Items from a dataset:
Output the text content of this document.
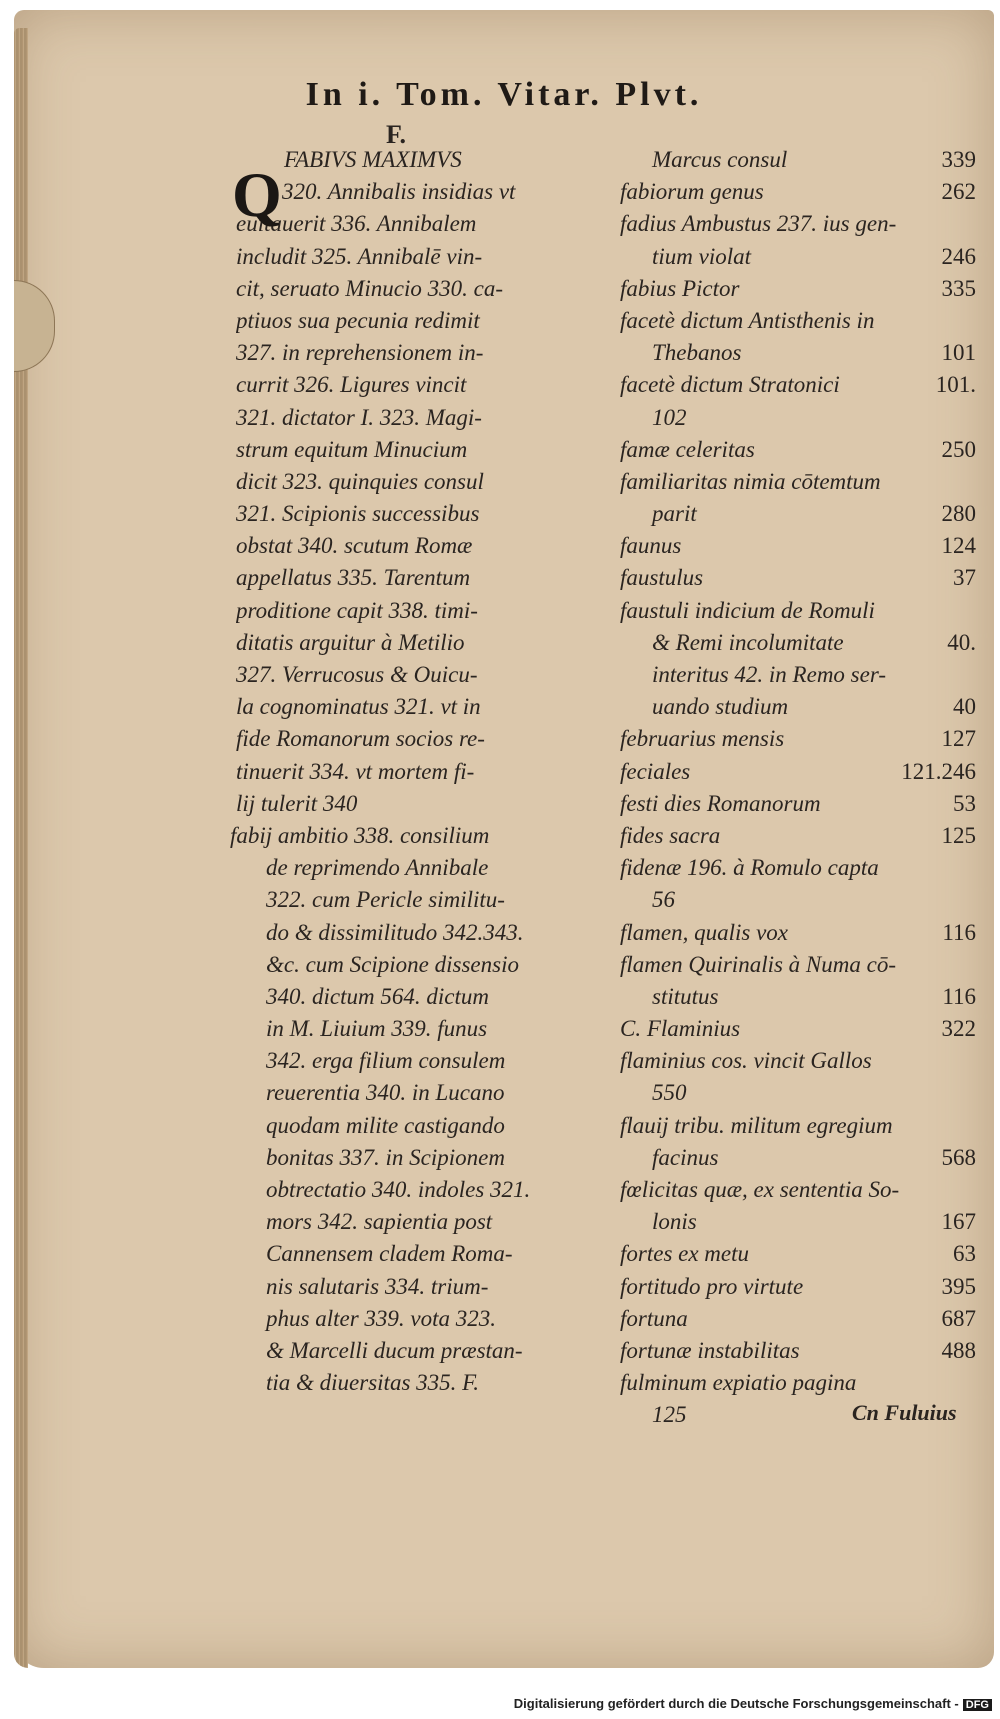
In i. Tom. Vitar. Plvt.
F.
Q FABIVS MAXIMVS
320. Annibalis insidias vt
euitauerit 336. Annibalem
includit 325. Annibalē vin-
cit, seruato Minucio 330. ca-
ptiuos sua pecunia redimit
327. in reprehensionem in-
currit 326. Ligures vincit
321. dictator I. 323. Magi-
strum equitum Minucium
dicit 323. quinquies consul
321. Scipionis successibus
obstat 340. scutum Romæ
appellatus 335. Tarentum
proditione capit 338. timi-
ditatis arguitur à Metilio
327. Verrucosus & Ouicu-
la cognominatus 321. vt in
fide Romanorum socios re-
tinuerit 334. vt mortem fi-
lij tulerit 340
fabij ambitio 338. consilium
de reprimendo Annibale
322. cum Pericle similitu-
do & dissimilitudo 342.343.
&c. cum Scipione dissensio
340. dictum 564. dictum
in M. Liuium 339. funus
342. erga filium consulem
reuerentia 340. in Lucano
quodam milite castigando
bonitas 337. in Scipionem
obtrectatio 340. indoles 321.
mors 342. sapientia post
Cannensem cladem Roma-
nis salutaris 334. trium-
phus alter 339. vota 323.
& Marcelli ducum præstan-
tia & diuersitas 335. F.
Marcus consul	339
fabiorum genus	262
fadius Ambustus 237. ius gen-
tium violat	246
fabius Pictor	335
facetè dictum Antisthenis in
Thebanos	101
facetè dictum Stratonici	101.
102
famæ celeritas	250
familiaritas nimia cōtemtum
parit	280
faunus	124
faustulus	37
faustuli indicium de Romuli
& Remi incolumitate	40.
interitus 42. in Remo ser-
uando studium	40
februarius mensis	127
feciales	121.246
festi dies Romanorum	53
fides sacra	125
fidenæ 196. à Romulo capta
56
flamen, qualis vox	116
flamen Quirinalis à Numa cō-
stitutus	116
C. Flaminius	322
flaminius cos. vincit Gallos
550
flauij tribu. militum egregium
facinus	568
fœlicitas quæ, ex sententia So-
lonis	167
fortes ex metu	63
fortitudo pro virtute	395
fortuna	687
fortunæ instabilitas	488
fulminum expiatio pagina
125	Cn Fuluius
Digitalisierung gefördert durch die Deutsche Forschungsgemeinschaft - DFG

_Required task:_ Go through the records above and copy every line with the word "flamen".

_Solution to this task:_
flamen, qualis vox	116
flamen Quirinalis à Numa cō-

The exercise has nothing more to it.